Exercise description -
Copy every line from the material below that holds "Bremerton".

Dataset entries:
— Start —

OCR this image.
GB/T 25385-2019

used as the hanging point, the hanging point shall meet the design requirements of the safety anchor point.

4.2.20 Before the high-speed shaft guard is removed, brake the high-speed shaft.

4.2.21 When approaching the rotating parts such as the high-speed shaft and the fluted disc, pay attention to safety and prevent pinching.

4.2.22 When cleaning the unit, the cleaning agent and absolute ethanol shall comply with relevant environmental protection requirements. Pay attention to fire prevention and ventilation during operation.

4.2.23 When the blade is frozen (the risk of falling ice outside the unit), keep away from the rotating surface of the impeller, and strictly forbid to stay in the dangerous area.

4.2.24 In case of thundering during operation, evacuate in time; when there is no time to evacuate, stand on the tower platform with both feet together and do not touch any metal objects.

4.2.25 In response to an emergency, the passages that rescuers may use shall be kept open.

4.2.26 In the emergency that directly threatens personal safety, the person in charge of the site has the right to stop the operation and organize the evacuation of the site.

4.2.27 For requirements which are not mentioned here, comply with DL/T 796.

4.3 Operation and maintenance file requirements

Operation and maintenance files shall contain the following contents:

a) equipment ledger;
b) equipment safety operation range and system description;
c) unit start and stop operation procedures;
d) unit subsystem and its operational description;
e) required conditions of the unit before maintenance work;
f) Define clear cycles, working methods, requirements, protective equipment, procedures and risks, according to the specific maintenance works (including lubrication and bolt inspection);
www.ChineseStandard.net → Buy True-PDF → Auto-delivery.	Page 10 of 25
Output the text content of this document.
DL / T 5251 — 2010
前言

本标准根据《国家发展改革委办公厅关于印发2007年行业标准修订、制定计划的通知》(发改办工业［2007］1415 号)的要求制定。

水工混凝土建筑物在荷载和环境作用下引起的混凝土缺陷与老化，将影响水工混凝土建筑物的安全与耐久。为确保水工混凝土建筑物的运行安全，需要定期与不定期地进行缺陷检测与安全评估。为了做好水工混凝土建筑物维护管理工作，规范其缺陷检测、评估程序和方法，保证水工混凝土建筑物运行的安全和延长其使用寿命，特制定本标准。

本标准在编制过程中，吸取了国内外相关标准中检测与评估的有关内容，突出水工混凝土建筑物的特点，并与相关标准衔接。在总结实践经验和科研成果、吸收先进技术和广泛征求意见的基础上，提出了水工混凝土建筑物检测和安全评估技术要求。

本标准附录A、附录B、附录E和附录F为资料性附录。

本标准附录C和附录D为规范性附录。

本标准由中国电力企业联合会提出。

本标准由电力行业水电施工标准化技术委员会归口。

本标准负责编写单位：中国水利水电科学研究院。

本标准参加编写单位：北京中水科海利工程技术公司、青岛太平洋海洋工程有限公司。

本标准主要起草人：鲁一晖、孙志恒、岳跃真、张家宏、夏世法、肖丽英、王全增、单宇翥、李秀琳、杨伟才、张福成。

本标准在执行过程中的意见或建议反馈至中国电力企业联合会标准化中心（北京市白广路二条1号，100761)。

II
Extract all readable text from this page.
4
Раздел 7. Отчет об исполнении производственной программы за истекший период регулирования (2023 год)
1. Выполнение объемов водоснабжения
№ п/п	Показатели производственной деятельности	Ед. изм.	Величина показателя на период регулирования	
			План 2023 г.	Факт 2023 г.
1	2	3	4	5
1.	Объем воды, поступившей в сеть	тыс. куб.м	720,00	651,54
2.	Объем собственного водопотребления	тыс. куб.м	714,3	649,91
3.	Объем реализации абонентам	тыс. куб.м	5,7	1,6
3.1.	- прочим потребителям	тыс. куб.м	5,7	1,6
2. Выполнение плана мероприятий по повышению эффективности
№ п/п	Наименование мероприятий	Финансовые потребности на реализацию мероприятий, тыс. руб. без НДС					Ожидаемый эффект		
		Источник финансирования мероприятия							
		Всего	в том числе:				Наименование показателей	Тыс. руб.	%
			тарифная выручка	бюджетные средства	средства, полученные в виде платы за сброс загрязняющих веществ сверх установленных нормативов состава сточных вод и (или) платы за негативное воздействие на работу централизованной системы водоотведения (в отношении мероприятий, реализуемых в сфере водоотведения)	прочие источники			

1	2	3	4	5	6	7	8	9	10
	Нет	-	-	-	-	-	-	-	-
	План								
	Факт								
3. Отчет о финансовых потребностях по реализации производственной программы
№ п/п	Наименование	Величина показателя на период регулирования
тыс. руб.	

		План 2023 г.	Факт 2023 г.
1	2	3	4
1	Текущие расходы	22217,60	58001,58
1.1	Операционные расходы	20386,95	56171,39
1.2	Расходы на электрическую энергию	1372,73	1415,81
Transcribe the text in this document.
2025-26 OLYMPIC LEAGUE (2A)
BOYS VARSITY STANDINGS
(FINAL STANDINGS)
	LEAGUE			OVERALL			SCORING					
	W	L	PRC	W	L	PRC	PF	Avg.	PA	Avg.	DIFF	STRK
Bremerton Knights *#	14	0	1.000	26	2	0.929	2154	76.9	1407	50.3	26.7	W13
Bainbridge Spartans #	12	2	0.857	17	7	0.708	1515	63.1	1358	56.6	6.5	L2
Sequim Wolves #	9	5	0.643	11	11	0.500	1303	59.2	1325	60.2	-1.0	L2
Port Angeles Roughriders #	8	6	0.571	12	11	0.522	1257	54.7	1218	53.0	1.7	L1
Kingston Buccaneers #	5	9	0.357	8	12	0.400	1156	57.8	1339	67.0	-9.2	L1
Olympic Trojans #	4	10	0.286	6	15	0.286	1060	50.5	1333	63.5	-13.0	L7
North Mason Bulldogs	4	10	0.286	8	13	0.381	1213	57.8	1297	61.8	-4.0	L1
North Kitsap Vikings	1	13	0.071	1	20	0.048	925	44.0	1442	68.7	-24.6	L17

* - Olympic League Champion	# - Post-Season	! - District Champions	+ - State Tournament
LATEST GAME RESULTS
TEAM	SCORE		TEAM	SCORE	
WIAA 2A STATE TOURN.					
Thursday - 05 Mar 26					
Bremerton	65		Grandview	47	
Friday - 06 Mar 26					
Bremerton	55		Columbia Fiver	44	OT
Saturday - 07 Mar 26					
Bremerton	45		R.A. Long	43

— End —

Expected answer -
Bremerton Knights *#	14	0	1.000	26	2	0.929	2154	76.9	1407	50.3	26.7	W13
Bremerton	65		Grandview	47	
Bremerton	55		Columbia Fiver	44	OT
Bremerton	45		R.A. Long	43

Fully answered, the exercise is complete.